▶ Available data:

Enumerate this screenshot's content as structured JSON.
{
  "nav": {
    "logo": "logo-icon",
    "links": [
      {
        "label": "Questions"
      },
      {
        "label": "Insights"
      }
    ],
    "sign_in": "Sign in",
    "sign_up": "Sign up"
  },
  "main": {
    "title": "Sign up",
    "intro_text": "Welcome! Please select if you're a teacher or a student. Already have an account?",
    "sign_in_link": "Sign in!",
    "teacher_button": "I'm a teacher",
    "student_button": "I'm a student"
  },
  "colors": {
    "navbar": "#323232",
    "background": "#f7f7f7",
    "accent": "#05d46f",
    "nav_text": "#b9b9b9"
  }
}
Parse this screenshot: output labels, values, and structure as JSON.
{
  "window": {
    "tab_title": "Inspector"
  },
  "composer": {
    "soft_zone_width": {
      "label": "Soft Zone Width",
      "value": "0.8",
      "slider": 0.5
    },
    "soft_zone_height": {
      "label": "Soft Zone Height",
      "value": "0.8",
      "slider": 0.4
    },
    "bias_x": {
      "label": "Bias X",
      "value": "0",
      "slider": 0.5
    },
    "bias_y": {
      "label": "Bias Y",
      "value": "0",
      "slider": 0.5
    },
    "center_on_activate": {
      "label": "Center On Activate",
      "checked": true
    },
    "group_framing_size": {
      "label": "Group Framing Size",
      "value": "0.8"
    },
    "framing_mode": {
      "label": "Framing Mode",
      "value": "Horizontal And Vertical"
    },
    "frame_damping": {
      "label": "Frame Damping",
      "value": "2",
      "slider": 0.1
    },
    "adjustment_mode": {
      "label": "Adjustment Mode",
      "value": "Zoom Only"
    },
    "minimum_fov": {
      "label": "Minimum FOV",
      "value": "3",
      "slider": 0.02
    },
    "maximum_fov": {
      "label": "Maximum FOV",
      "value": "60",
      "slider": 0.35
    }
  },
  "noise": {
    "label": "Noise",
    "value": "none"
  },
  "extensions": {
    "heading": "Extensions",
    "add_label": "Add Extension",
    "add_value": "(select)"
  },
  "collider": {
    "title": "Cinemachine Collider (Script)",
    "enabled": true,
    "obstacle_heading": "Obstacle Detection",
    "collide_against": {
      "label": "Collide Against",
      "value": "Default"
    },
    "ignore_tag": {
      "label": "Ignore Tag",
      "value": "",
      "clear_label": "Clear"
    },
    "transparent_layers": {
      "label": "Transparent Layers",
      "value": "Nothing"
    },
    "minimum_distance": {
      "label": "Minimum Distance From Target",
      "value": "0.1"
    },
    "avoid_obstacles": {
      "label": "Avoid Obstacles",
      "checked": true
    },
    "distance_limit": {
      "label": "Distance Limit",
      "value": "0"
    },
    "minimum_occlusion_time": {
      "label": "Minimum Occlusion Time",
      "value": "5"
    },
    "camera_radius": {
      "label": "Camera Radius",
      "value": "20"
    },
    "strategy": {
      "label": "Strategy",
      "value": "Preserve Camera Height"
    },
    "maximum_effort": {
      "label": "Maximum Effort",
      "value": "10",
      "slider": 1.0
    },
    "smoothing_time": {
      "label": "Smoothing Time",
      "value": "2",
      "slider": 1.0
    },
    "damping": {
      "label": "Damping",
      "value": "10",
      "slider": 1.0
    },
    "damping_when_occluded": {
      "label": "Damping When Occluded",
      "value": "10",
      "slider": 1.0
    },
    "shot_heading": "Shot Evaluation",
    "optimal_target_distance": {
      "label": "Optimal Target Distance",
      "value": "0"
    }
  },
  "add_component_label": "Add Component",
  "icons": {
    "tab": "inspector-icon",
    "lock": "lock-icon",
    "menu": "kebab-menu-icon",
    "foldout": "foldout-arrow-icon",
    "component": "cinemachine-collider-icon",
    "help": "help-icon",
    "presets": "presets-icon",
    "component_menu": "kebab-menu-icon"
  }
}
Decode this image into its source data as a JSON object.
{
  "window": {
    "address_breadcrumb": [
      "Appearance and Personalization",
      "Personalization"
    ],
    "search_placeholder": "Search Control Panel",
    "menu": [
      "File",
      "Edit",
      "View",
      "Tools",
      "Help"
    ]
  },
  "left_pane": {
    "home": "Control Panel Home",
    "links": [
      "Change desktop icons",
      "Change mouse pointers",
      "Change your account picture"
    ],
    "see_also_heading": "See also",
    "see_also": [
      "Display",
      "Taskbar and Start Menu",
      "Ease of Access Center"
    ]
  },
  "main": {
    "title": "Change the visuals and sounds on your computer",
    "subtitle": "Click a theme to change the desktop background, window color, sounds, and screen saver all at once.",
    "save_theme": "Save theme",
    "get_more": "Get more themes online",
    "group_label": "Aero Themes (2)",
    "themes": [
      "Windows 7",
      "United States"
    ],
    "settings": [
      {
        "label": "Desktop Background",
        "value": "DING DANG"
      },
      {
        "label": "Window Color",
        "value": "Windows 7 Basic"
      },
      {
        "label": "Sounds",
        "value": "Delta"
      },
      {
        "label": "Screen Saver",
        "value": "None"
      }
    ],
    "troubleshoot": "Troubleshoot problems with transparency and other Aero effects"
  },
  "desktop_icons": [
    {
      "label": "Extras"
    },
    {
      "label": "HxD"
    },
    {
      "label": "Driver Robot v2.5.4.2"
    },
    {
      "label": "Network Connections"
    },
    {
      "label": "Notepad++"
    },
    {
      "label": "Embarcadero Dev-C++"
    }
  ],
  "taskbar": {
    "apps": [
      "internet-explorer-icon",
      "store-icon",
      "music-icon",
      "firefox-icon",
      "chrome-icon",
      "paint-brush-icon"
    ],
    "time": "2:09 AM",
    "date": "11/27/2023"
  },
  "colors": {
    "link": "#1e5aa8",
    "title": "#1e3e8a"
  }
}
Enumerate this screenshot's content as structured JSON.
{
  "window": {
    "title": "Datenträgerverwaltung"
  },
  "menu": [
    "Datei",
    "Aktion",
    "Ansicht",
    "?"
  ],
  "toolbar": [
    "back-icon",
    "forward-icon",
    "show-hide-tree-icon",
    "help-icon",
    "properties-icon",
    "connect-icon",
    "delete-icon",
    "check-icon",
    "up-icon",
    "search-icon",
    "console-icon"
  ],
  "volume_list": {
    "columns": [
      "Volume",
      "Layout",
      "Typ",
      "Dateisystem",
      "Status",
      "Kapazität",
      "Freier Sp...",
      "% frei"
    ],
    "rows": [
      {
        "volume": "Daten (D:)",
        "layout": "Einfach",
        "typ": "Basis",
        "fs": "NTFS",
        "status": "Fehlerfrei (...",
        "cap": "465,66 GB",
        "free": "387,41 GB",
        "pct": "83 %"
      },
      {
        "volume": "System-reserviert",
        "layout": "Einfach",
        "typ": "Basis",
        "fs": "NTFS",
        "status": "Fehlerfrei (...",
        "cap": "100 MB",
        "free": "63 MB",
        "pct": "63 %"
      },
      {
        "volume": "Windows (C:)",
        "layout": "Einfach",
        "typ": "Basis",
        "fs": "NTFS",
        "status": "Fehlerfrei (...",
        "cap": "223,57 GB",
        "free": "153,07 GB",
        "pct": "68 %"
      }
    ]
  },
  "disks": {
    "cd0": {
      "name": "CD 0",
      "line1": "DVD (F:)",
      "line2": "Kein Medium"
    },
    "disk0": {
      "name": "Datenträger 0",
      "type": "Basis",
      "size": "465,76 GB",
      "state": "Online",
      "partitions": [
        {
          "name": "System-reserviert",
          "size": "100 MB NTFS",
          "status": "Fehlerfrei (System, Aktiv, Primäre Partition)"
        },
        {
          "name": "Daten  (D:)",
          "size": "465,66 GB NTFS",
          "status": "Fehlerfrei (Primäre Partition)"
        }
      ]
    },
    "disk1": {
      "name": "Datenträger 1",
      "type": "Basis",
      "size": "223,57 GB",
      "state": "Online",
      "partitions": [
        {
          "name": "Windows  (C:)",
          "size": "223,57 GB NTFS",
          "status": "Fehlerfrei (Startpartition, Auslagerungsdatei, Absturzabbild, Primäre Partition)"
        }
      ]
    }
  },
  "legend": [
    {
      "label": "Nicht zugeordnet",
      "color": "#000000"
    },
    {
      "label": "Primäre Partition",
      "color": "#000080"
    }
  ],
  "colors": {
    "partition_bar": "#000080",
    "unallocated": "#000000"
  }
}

▶ Exercise instructions: Only lines with the string "select" belong in your answer; copy each one.

▶ Complete output:
    "intro_text": "Welcome! Please select if you're a teacher or a student. Already have an account?",
    "add_value": "(select)"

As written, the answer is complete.